Extract from the listing each line in which the word "banner" appears.

* [Dataset listings of figures]
⟨

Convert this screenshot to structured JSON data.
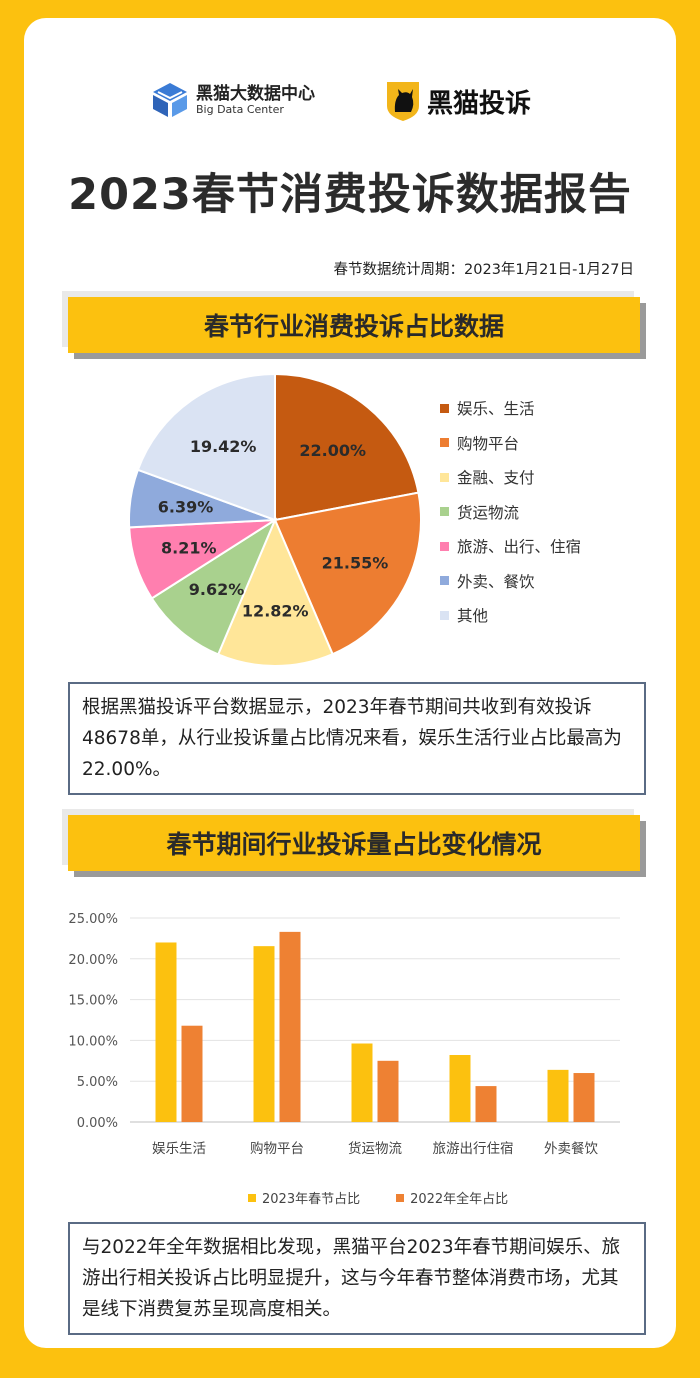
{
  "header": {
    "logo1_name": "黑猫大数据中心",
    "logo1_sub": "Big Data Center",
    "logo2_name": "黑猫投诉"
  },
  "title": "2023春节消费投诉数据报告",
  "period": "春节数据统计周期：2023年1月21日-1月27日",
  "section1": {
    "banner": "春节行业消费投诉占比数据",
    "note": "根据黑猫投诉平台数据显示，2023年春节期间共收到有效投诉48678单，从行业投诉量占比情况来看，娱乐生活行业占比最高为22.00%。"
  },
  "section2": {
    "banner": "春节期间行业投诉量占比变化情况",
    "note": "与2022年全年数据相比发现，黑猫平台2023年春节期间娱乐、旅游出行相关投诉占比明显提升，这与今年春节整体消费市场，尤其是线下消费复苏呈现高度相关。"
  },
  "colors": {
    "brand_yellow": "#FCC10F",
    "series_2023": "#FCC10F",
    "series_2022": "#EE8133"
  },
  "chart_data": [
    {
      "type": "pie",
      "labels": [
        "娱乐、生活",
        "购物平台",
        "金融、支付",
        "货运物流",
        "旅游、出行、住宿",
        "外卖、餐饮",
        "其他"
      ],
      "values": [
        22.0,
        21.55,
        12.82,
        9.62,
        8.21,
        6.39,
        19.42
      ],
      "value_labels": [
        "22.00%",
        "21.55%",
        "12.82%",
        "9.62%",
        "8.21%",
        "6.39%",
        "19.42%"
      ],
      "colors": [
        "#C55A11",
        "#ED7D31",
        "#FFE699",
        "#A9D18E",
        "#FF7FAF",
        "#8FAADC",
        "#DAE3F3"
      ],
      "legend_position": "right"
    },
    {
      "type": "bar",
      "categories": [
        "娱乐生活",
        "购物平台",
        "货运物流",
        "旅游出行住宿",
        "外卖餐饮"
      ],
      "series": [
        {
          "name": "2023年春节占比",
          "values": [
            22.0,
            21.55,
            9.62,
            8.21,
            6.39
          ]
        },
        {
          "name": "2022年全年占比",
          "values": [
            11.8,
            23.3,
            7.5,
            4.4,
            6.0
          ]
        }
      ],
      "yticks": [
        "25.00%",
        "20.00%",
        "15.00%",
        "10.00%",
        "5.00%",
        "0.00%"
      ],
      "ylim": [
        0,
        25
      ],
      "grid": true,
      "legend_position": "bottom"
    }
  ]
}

⟩
⟨

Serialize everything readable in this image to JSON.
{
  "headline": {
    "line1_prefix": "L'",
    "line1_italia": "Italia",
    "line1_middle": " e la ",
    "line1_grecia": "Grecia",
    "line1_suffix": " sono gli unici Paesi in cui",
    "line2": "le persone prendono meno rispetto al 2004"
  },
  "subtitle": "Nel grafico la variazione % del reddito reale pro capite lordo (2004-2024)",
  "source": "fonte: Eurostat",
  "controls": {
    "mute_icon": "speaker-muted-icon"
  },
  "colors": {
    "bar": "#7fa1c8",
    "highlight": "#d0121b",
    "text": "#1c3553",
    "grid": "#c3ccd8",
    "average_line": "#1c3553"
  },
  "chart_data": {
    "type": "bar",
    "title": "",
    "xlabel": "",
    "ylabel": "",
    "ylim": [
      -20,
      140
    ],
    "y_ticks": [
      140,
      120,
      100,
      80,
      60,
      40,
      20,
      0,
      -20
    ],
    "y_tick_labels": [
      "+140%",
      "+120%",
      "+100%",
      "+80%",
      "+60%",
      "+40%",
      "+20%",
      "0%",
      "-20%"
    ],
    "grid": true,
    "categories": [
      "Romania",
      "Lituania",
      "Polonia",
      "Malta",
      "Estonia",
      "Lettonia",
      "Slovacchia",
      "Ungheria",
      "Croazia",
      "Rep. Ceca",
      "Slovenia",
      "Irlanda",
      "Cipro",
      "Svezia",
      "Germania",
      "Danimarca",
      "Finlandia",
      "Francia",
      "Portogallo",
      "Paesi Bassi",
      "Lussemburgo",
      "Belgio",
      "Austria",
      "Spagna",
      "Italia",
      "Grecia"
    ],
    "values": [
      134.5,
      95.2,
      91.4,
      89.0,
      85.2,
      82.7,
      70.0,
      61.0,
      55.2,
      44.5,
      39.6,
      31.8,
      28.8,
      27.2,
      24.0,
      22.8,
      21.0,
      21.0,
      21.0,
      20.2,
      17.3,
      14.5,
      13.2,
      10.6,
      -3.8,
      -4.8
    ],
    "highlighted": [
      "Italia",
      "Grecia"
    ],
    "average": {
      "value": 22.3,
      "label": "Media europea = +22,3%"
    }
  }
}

⟩

* [Reply]
    "banner": "春节行业消费投诉占比数据",
    "banner": "春节期间行业投诉量占比变化情况",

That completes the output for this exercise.